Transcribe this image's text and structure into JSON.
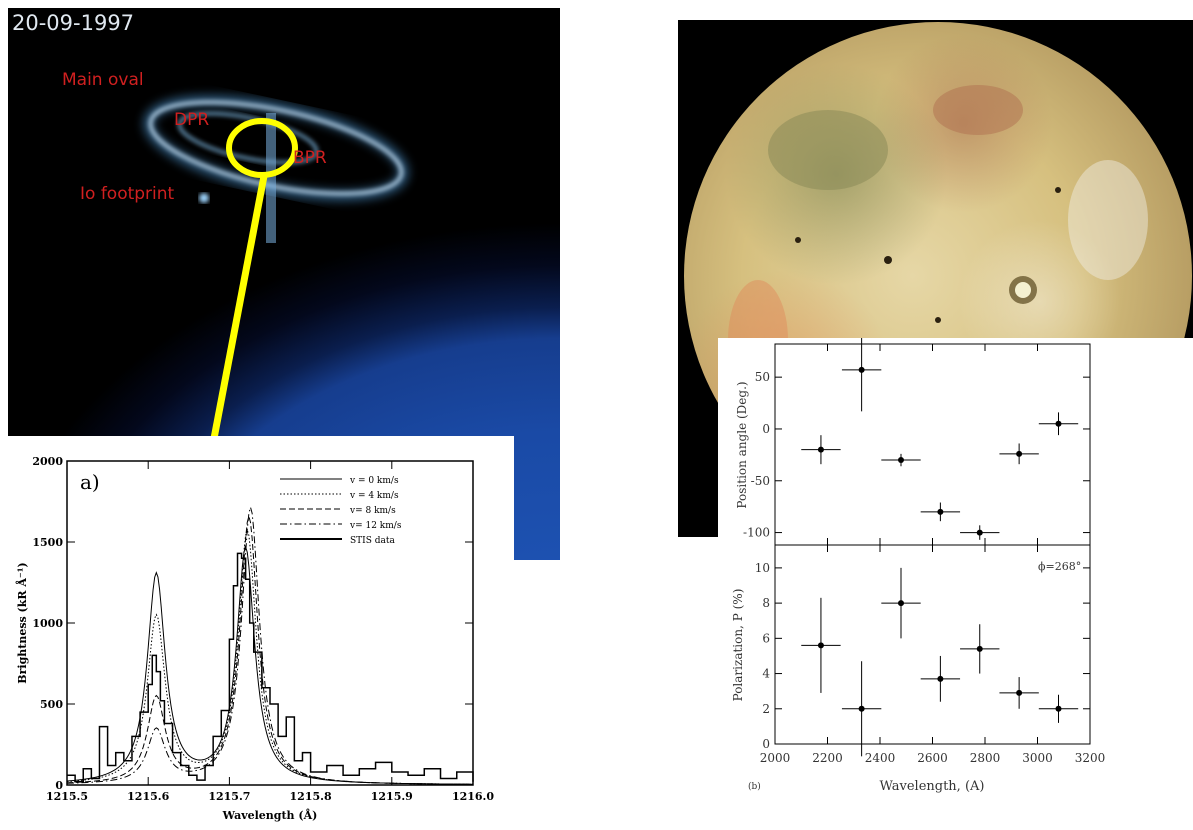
{
  "aurora_image": {
    "date": "20-09-1997",
    "labels": {
      "main_oval": "Main oval",
      "dpr": "DPR",
      "bpr": "BPR",
      "io_footprint": "Io footprint"
    },
    "colors": {
      "label": "#d02020",
      "highlight": "#ffff00"
    }
  },
  "chart_data": [
    {
      "type": "line",
      "panel_label": "a)",
      "xlabel": "Wavelength (Å)",
      "ylabel": "Brightness (kR Å⁻¹)",
      "xlim": [
        1215.5,
        1216.0
      ],
      "ylim": [
        0,
        2000
      ],
      "xticks": [
        "1215.5",
        "1215.6",
        "1215.7",
        "1215.8",
        "1215.9",
        "1216.0"
      ],
      "yticks": [
        "0",
        "500",
        "1000",
        "1500",
        "2000"
      ],
      "legend_position": "top-right",
      "legend": [
        "v = 0 km/s",
        "v = 4 km/s",
        "v= 8 km/s",
        "v= 12 km/s",
        "STIS data"
      ],
      "series": [
        {
          "name": "v = 0 km/s",
          "style": "solid",
          "peaks": [
            {
              "x": 1215.61,
              "y": 1290
            },
            {
              "x": 1215.72,
              "y": 1450
            }
          ]
        },
        {
          "name": "v = 4 km/s",
          "style": "dotted",
          "peaks": [
            {
              "x": 1215.61,
              "y": 1030
            },
            {
              "x": 1215.722,
              "y": 1560
            }
          ]
        },
        {
          "name": "v= 8 km/s",
          "style": "dashed",
          "peaks": [
            {
              "x": 1215.61,
              "y": 530
            },
            {
              "x": 1215.724,
              "y": 1650
            }
          ]
        },
        {
          "name": "v= 12 km/s",
          "style": "dashdot",
          "peaks": [
            {
              "x": 1215.61,
              "y": 330
            },
            {
              "x": 1215.726,
              "y": 1710
            }
          ]
        },
        {
          "name": "STIS data",
          "style": "step",
          "x": [
            1215.5,
            1215.51,
            1215.52,
            1215.53,
            1215.54,
            1215.55,
            1215.56,
            1215.57,
            1215.58,
            1215.59,
            1215.6,
            1215.605,
            1215.61,
            1215.615,
            1215.62,
            1215.63,
            1215.64,
            1215.65,
            1215.66,
            1215.67,
            1215.68,
            1215.69,
            1215.7,
            1215.705,
            1215.71,
            1215.715,
            1215.72,
            1215.725,
            1215.73,
            1215.74,
            1215.75,
            1215.76,
            1215.77,
            1215.78,
            1215.79,
            1215.8,
            1215.82,
            1215.84,
            1215.86,
            1215.88,
            1215.9,
            1215.92,
            1215.94,
            1215.96,
            1215.98,
            1216.0
          ],
          "y": [
            60,
            20,
            100,
            40,
            360,
            120,
            200,
            150,
            300,
            450,
            620,
            800,
            700,
            520,
            380,
            200,
            120,
            60,
            30,
            120,
            300,
            460,
            900,
            1230,
            1430,
            1400,
            1270,
            1000,
            820,
            600,
            500,
            300,
            420,
            150,
            200,
            80,
            120,
            60,
            100,
            140,
            80,
            60,
            100,
            40,
            80,
            20
          ]
        }
      ]
    },
    {
      "type": "scatter",
      "panel": "top",
      "ylabel": "Position angle (Deg.)",
      "yticks": [
        "50",
        "0",
        "-50",
        "-100"
      ],
      "ylim": [
        -112,
        82
      ],
      "xlim": [
        2000,
        3200
      ],
      "points": [
        {
          "x": 2175,
          "y": -20,
          "xerr": 75,
          "yerr": 14
        },
        {
          "x": 2330,
          "y": 57,
          "xerr": 75,
          "yerr": 40
        },
        {
          "x": 2480,
          "y": -30,
          "xerr": 75,
          "yerr": 6
        },
        {
          "x": 2630,
          "y": -80,
          "xerr": 75,
          "yerr": 9
        },
        {
          "x": 2780,
          "y": -100,
          "xerr": 75,
          "yerr": 7
        },
        {
          "x": 2930,
          "y": -24,
          "xerr": 75,
          "yerr": 10
        },
        {
          "x": 3080,
          "y": 5,
          "xerr": 75,
          "yerr": 11
        }
      ]
    },
    {
      "type": "scatter",
      "panel": "bottom",
      "panel_label": "(b)",
      "annotation": "ϕ=268°",
      "xlabel": "Wavelength, (A)",
      "ylabel": "Polarization, P (%)",
      "xlim": [
        2000,
        3200
      ],
      "ylim": [
        0,
        11.3
      ],
      "xticks": [
        "2000",
        "2200",
        "2400",
        "2600",
        "2800",
        "3000",
        "3200"
      ],
      "yticks": [
        "0",
        "2",
        "4",
        "6",
        "8",
        "10"
      ],
      "points": [
        {
          "x": 2175,
          "y": 5.6,
          "xerr": 75,
          "yerr": 2.7
        },
        {
          "x": 2330,
          "y": 2.0,
          "xerr": 75,
          "yerr": 2.7
        },
        {
          "x": 2480,
          "y": 8.0,
          "xerr": 75,
          "yerr": 2.0
        },
        {
          "x": 2630,
          "y": 3.7,
          "xerr": 75,
          "yerr": 1.3
        },
        {
          "x": 2780,
          "y": 5.4,
          "xerr": 75,
          "yerr": 1.4
        },
        {
          "x": 2930,
          "y": 2.9,
          "xerr": 75,
          "yerr": 0.9
        },
        {
          "x": 3080,
          "y": 2.0,
          "xerr": 75,
          "yerr": 0.8
        }
      ]
    }
  ]
}
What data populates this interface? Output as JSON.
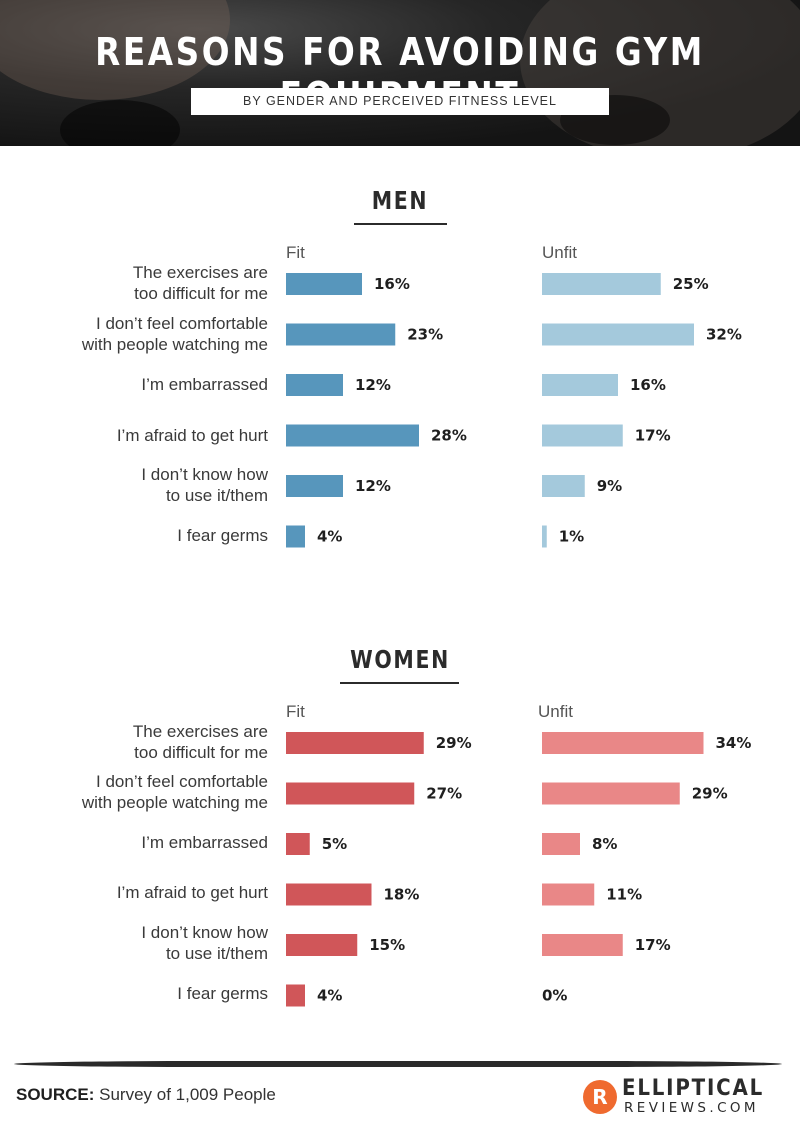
{
  "header": {
    "title": "REASONS FOR AVOIDING GYM EQUIPMENT",
    "subtitle": "BY GENDER AND PERCEIVED FITNESS LEVEL"
  },
  "colors": {
    "men_fit": "#5796bc",
    "men_unfit": "#a4c9dc",
    "women_fit": "#d05659",
    "women_unfit": "#e98787"
  },
  "chart_data": [
    {
      "type": "bar",
      "title": "MEN",
      "categories": [
        "The exercises are\ntoo difficult for me",
        "I don’t feel comfortable\nwith people watching me",
        "I’m embarrassed",
        "I’m afraid to get hurt",
        "I don’t know how\nto use it/them",
        "I fear germs"
      ],
      "series": [
        {
          "name": "Fit",
          "values": [
            16,
            23,
            12,
            28,
            12,
            4
          ],
          "labels": [
            "16%",
            "23%",
            "12%",
            "28%",
            "12%",
            "4%"
          ]
        },
        {
          "name": "Unfit",
          "values": [
            25,
            32,
            16,
            17,
            9,
            1
          ],
          "labels": [
            "25%",
            "32%",
            "16%",
            "17%",
            "9%",
            "1%"
          ]
        }
      ]
    },
    {
      "type": "bar",
      "title": "WOMEN",
      "categories": [
        "The exercises are\ntoo difficult for me",
        "I don’t feel comfortable\nwith people watching me",
        "I’m embarrassed",
        "I’m afraid to get hurt",
        "I don’t know how\nto use it/them",
        "I fear germs"
      ],
      "series": [
        {
          "name": "Fit",
          "values": [
            29,
            27,
            5,
            18,
            15,
            4
          ],
          "labels": [
            "29%",
            "27%",
            "5%",
            "18%",
            "15%",
            "4%"
          ]
        },
        {
          "name": "Unfit",
          "values": [
            34,
            29,
            8,
            11,
            17,
            0
          ],
          "labels": [
            "34%",
            "29%",
            "8%",
            "11%",
            "17%",
            "0%"
          ]
        }
      ]
    }
  ],
  "footer": {
    "source_label": "SOURCE:",
    "source_text": " Survey of 1,009 People",
    "logo_letter": "R",
    "logo_top": "ELLIPTICAL",
    "logo_bottom": "REVIEWS.COM"
  }
}
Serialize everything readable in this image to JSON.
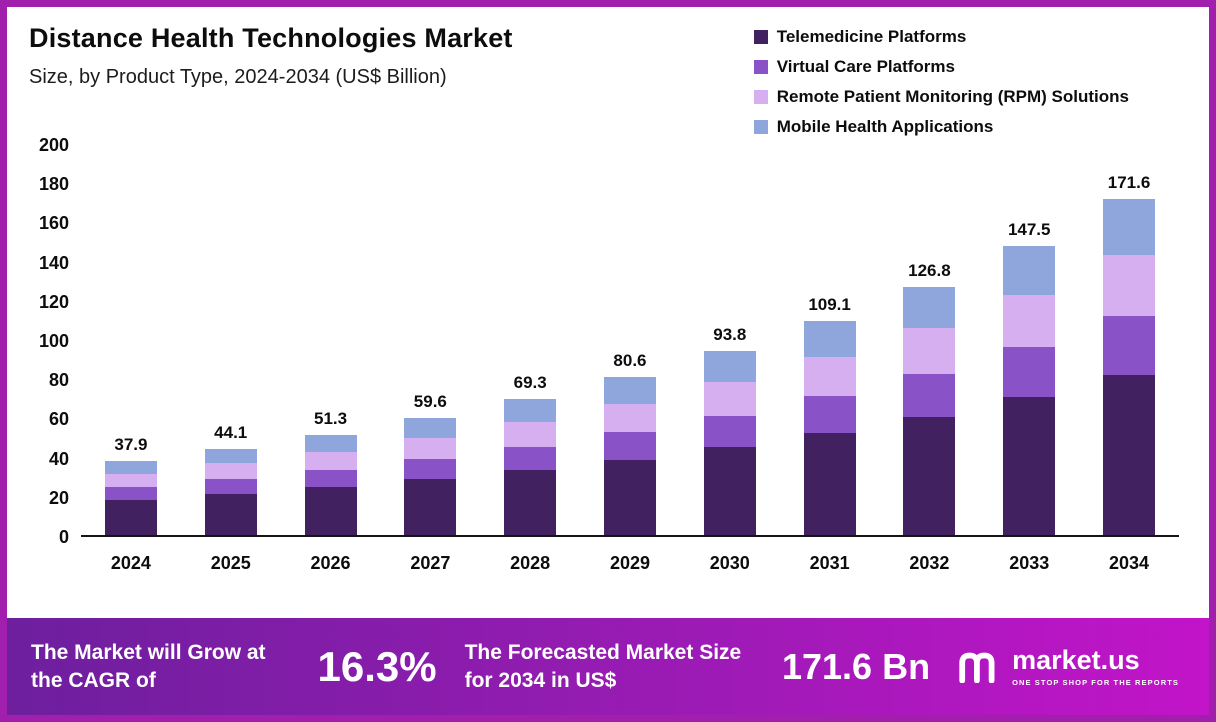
-------------------------
▶ [GOAL OF THE EXERCISE] Repeat the material above word for word, please, apart from its images.

▶ [FINISHED ANSWER]
Transcribe this image's text and structure into JSON.
{
  "aurora_image": {
    "date": "20-09-1997",
    "labels": {
      "main_oval": "Main oval",
      "dpr": "DPR",
      "bpr": "BPR",
      "io_footprint": "Io footprint"
    },
    "colors": {
      "label": "#d02020",
      "highlight": "#ffff00"
    }
  },
  "chart_data": [
    {
      "type": "line",
      "panel_label": "a)",
      "xlabel": "Wavelength (Å)",
      "ylabel": "Brightness (kR Å⁻¹)",
      "xlim": [
        1215.5,
        1216.0
      ],
      "ylim": [
        0,
        2000
      ],
      "xticks": [
        "1215.5",
        "1215.6",
        "1215.7",
        "1215.8",
        "1215.9",
        "1216.0"
      ],
      "yticks": [
        "0",
        "500",
        "1000",
        "1500",
        "2000"
      ],
      "legend_position": "top-right",
      "legend": [
        "v = 0 km/s",
        "v = 4 km/s",
        "v= 8 km/s",
        "v= 12 km/s",
        "STIS data"
      ],
      "series": [
        {
          "name": "v = 0 km/s",
          "style": "solid",
          "peaks": [
            {
              "x": 1215.61,
              "y": 1290
            },
            {
              "x": 1215.72,
              "y": 1450
            }
          ]
        },
        {
          "name": "v = 4 km/s",
          "style": "dotted",
          "peaks": [
            {
              "x": 1215.61,
              "y": 1030
            },
            {
              "x": 1215.722,
              "y": 1560
            }
          ]
        },
        {
          "name": "v= 8 km/s",
          "style": "dashed",
          "peaks": [
            {
              "x": 1215.61,
              "y": 530
            },
            {
              "x": 1215.724,
              "y": 1650
            }
          ]
        },
        {
          "name": "v= 12 km/s",
          "style": "dashdot",
          "peaks": [
            {
              "x": 1215.61,
              "y": 330
            },
            {
              "x": 1215.726,
              "y": 1710
            }
          ]
        },
        {
          "name": "STIS data",
          "style": "step",
          "x": [
            1215.5,
            1215.51,
            1215.52,
            1215.53,
            1215.54,
            1215.55,
            1215.56,
            1215.57,
            1215.58,
            1215.59,
            1215.6,
            1215.605,
            1215.61,
            1215.615,
            1215.62,
            1215.63,
            1215.64,
            1215.65,
            1215.66,
            1215.67,
            1215.68,
            1215.69,
            1215.7,
            1215.705,
            1215.71,
            1215.715,
            1215.72,
            1215.725,
            1215.73,
            1215.74,
            1215.75,
            1215.76,
            1215.77,
            1215.78,
            1215.79,
            1215.8,
            1215.82,
            1215.84,
            1215.86,
            1215.88,
            1215.9,
            1215.92,
            1215.94,
            1215.96,
            1215.98,
            1216.0
          ],
          "y": [
            60,
            20,
            100,
            40,
            360,
            120,
            200,
            150,
            300,
            450,
            620,
            800,
            700,
            520,
            380,
            200,
            120,
            60,
            30,
            120,
            300,
            460,
            900,
            1230,
            1430,
            1400,
            1270,
            1000,
            820,
            600,
            500,
            300,
            420,
            150,
            200,
            80,
            120,
            60,
            100,
            140,
            80,
            60,
            100,
            40,
            80,
            20
          ]
        }
      ]
    },
    {
      "type": "scatter",
      "panel": "top",
      "ylabel": "Position angle (Deg.)",
      "yticks": [
        "50",
        "0",
        "-50",
        "-100"
      ],
      "ylim": [
        -112,
        82
      ],
      "xlim": [
        2000,
        3200
      ],
      "points": [
        {
          "x": 2175,
          "y": -20,
          "xerr": 75,
          "yerr": 14
        },
        {
          "x": 2330,
          "y": 57,
          "xerr": 75,
          "yerr": 40
        },
        {
          "x": 2480,
          "y": -30,
          "xerr": 75,
          "yerr": 6
        },
        {
          "x": 2630,
          "y": -80,
          "xerr": 75,
          "yerr": 9
        },
        {
          "x": 2780,
          "y": -100,
          "xerr": 75,
          "yerr": 7
        },
        {
          "x": 2930,
          "y": -24,
          "xerr": 75,
          "yerr": 10
        },
        {
          "x": 3080,
          "y": 5,
          "xerr": 75,
          "yerr": 11
        }
      ]
    },
    {
      "type": "scatter",
      "panel": "bottom",
      "panel_label": "(b)",
      "annotation": "ϕ=268°",
      "xlabel": "Wavelength, (A)",
      "ylabel": "Polarization, P (%)",
      "xlim": [
        2000,
        3200
      ],
      "ylim": [
        0,
        11.3
      ],
      "xticks": [
        "2000",
        "2200",
        "2400",
        "2600",
        "2800",
        "3000",
        "3200"
      ],
      "yticks": [
        "0",
        "2",
        "4",
        "6",
        "8",
        "10"
      ],
      "points": [
        {
          "x": 2175,
          "y": 5.6,
          "xerr": 75,
          "yerr": 2.7
        },
        {
          "x": 2330,
          "y": 2.0,
          "xerr": 75,
          "yerr": 2.7
        },
        {
          "x": 2480,
          "y": 8.0,
          "xerr": 75,
          "yerr": 2.0
        },
        {
          "x": 2630,
          "y": 3.7,
          "xerr": 75,
          "yerr": 1.3
        },
        {
          "x": 2780,
          "y": 5.4,
          "xerr": 75,
          "yerr": 1.4
        },
        {
          "x": 2930,
          "y": 2.9,
          "xerr": 75,
          "yerr": 0.9
        },
        {
          "x": 3080,
          "y": 2.0,
          "xerr": 75,
          "yerr": 0.8
        }
      ]
    }
  ]
}
What data populates this interface? Output as JSON.
{
  "header": {
    "title": "REASONS FOR AVOIDING GYM EQUIPMENT",
    "subtitle": "BY GENDER AND PERCEIVED FITNESS LEVEL"
  },
  "colors": {
    "men_fit": "#5796bc",
    "men_unfit": "#a4c9dc",
    "women_fit": "#d05659",
    "women_unfit": "#e98787"
  },
  "chart_data": [
    {
      "type": "bar",
      "title": "MEN",
      "categories": [
        "The exercises are\ntoo difficult for me",
        "I don’t feel comfortable\nwith people watching me",
        "I’m embarrassed",
        "I’m afraid to get hurt",
        "I don’t know how\nto use it/them",
        "I fear germs"
      ],
      "series": [
        {
          "name": "Fit",
          "values": [
            16,
            23,
            12,
            28,
            12,
            4
          ],
          "labels": [
            "16%",
            "23%",
            "12%",
            "28%",
            "12%",
            "4%"
          ]
        },
        {
          "name": "Unfit",
          "values": [
            25,
            32,
            16,
            17,
            9,
            1
          ],
          "labels": [
            "25%",
            "32%",
            "16%",
            "17%",
            "9%",
            "1%"
          ]
        }
      ]
    },
    {
      "type": "bar",
      "title": "WOMEN",
      "categories": [
        "The exercises are\ntoo difficult for me",
        "I don’t feel comfortable\nwith people watching me",
        "I’m embarrassed",
        "I’m afraid to get hurt",
        "I don’t know how\nto use it/them",
        "I fear germs"
      ],
      "series": [
        {
          "name": "Fit",
          "values": [
            29,
            27,
            5,
            18,
            15,
            4
          ],
          "labels": [
            "29%",
            "27%",
            "5%",
            "18%",
            "15%",
            "4%"
          ]
        },
        {
          "name": "Unfit",
          "values": [
            34,
            29,
            8,
            11,
            17,
            0
          ],
          "labels": [
            "34%",
            "29%",
            "8%",
            "11%",
            "17%",
            "0%"
          ]
        }
      ]
    }
  ],
  "footer": {
    "source_label": "SOURCE:",
    "source_text": " Survey of 1,009 People",
    "logo_letter": "R",
    "logo_top": "ELLIPTICAL",
    "logo_bottom": "REVIEWS.COM"
  }
}
Serialize everything readable in this image to JSON.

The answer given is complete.